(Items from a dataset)
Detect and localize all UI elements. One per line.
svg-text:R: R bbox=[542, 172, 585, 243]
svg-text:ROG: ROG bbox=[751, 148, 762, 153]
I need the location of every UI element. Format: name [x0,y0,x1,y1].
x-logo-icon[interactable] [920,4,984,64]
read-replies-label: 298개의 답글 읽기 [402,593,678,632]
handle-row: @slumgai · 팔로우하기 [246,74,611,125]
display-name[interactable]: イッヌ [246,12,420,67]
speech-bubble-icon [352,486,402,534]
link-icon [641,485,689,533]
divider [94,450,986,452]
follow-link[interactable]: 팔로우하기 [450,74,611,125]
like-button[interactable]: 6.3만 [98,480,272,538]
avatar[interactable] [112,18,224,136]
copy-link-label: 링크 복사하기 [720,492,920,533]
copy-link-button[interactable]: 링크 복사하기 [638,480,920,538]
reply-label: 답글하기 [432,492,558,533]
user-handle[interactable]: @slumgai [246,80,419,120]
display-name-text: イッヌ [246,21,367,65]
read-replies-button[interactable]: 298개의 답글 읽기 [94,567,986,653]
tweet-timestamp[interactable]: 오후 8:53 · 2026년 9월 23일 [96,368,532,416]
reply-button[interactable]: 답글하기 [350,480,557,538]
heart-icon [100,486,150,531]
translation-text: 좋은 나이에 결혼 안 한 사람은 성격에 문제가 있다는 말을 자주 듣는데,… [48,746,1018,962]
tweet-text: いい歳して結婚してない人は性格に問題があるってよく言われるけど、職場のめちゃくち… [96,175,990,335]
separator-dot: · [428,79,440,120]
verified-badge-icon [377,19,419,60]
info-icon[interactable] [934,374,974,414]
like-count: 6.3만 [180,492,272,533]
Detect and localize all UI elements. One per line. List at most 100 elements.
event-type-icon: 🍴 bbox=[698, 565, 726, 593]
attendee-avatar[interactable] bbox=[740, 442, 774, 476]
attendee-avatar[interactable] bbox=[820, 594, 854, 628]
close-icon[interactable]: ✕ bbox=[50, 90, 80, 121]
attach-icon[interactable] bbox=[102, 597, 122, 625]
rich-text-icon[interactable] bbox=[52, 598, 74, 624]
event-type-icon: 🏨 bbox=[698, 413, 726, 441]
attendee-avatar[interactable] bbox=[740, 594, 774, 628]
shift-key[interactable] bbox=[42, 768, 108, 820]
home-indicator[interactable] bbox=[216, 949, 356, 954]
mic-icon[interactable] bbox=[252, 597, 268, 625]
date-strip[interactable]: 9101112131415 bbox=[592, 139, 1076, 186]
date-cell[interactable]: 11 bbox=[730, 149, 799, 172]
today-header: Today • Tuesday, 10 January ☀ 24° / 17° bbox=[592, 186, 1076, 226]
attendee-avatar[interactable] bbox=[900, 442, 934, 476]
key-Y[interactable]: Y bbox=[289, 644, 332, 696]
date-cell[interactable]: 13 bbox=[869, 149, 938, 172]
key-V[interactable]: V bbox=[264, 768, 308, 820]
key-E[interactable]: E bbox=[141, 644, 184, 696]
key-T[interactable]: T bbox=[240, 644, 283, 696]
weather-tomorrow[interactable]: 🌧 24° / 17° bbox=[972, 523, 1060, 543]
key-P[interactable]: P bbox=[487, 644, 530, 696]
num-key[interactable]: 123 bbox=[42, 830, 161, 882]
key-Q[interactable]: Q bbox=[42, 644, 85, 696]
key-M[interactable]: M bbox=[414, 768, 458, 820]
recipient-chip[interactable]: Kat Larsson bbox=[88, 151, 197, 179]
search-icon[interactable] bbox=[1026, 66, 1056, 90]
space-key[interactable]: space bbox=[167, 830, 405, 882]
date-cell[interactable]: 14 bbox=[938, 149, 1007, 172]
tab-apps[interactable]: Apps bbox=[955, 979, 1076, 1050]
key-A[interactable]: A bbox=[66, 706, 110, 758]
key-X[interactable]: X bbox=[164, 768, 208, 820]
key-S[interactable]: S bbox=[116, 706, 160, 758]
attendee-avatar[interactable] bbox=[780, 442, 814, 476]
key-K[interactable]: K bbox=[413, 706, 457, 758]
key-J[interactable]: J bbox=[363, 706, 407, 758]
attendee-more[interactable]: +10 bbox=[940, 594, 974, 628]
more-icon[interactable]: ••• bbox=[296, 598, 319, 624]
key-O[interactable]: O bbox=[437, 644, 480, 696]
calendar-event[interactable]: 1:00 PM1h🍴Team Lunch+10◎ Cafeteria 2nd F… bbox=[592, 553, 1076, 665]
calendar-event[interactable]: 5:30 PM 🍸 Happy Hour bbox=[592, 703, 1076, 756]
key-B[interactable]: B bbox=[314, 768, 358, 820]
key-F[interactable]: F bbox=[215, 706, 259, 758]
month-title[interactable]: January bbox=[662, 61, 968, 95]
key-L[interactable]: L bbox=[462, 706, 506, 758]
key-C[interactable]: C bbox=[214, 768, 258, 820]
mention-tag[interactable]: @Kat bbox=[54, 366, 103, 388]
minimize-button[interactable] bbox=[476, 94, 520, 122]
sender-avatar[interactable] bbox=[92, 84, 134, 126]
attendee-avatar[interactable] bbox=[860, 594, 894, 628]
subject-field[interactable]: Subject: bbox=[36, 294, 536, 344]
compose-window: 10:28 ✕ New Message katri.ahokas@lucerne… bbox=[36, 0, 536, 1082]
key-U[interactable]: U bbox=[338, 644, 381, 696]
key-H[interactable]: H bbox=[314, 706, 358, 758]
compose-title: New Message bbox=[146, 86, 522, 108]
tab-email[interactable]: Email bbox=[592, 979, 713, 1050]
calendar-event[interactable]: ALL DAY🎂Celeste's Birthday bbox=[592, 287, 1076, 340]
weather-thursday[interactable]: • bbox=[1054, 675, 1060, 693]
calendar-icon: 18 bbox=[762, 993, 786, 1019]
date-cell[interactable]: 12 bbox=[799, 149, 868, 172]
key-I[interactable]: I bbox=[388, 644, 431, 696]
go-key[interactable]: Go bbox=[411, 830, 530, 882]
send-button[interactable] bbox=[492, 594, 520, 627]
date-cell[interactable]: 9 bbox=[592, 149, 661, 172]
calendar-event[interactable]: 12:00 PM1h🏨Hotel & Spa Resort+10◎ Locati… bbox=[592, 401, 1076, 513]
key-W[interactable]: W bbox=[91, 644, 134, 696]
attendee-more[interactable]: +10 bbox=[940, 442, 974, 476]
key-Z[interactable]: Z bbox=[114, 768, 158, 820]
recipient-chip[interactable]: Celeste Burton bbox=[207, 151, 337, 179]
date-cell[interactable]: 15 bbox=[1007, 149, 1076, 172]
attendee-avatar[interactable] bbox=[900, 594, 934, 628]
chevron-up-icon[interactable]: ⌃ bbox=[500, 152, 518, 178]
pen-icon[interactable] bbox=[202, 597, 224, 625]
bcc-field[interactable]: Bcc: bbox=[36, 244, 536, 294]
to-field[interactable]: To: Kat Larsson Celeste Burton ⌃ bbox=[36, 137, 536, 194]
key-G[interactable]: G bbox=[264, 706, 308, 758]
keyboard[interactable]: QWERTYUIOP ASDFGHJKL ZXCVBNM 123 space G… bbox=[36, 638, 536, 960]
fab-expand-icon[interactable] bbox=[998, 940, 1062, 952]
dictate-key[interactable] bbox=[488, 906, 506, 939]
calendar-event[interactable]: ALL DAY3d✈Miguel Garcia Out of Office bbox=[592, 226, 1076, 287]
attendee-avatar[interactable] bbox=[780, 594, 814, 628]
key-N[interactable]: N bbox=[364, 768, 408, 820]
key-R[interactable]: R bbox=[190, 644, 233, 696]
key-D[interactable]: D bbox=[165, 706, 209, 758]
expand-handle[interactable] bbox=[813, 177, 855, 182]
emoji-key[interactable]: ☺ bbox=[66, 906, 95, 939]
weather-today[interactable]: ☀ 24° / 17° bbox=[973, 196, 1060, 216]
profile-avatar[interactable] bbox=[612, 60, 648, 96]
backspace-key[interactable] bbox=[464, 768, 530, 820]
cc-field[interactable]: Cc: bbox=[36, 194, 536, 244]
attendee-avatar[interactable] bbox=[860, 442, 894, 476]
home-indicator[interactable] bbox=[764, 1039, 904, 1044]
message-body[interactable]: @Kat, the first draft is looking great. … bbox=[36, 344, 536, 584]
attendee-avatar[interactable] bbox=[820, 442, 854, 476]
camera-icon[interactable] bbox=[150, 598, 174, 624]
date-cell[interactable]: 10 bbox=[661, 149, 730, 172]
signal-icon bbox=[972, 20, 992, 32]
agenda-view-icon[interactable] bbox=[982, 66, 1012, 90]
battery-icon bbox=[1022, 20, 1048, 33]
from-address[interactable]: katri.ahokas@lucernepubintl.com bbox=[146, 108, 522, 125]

Aim:
Extract the items from the very first line through the line containing "attach-icon[interactable] bbox=[102, 597, 122, 625]", both ends included, and reproduce each line verbatim.

Solved problem:
Detect and localize all UI elements. One per line.
svg-text:R: R bbox=[542, 172, 585, 243]
svg-text:ROG: ROG bbox=[751, 148, 762, 153]
I need the location of every UI element. Format: name [x0,y0,x1,y1].
x-logo-icon[interactable] [920,4,984,64]
read-replies-label: 298개의 답글 읽기 [402,593,678,632]
handle-row: @slumgai · 팔로우하기 [246,74,611,125]
display-name[interactable]: イッヌ [246,12,420,67]
speech-bubble-icon [352,486,402,534]
link-icon [641,485,689,533]
divider [94,450,986,452]
follow-link[interactable]: 팔로우하기 [450,74,611,125]
like-button[interactable]: 6.3만 [98,480,272,538]
avatar[interactable] [112,18,224,136]
copy-link-label: 링크 복사하기 [720,492,920,533]
copy-link-button[interactable]: 링크 복사하기 [638,480,920,538]
reply-label: 답글하기 [432,492,558,533]
user-handle[interactable]: @slumgai [246,80,419,120]
display-name-text: イッヌ [246,21,367,65]
read-replies-button[interactable]: 298개의 답글 읽기 [94,567,986,653]
tweet-timestamp[interactable]: 오후 8:53 · 2026년 9월 23일 [96,368,532,416]
reply-button[interactable]: 답글하기 [350,480,557,538]
heart-icon [100,486,150,531]
translation-text: 좋은 나이에 결혼 안 한 사람은 성격에 문제가 있다는 말을 자주 듣는데,… [48,746,1018,962]
tweet-text: いい歳して結婚してない人は性格に問題があるってよく言われるけど、職場のめちゃくち… [96,175,990,335]
separator-dot: · [428,79,440,120]
verified-badge-icon [377,19,419,60]
info-icon[interactable] [934,374,974,414]
like-count: 6.3만 [180,492,272,533]
Detect and localize all UI elements. One per line. List at most 100 elements.
event-type-icon: 🍴 bbox=[698, 565, 726, 593]
attendee-avatar[interactable] bbox=[740, 442, 774, 476]
attendee-avatar[interactable] bbox=[820, 594, 854, 628]
close-icon[interactable]: ✕ bbox=[50, 90, 80, 121]
attach-icon[interactable] bbox=[102, 597, 122, 625]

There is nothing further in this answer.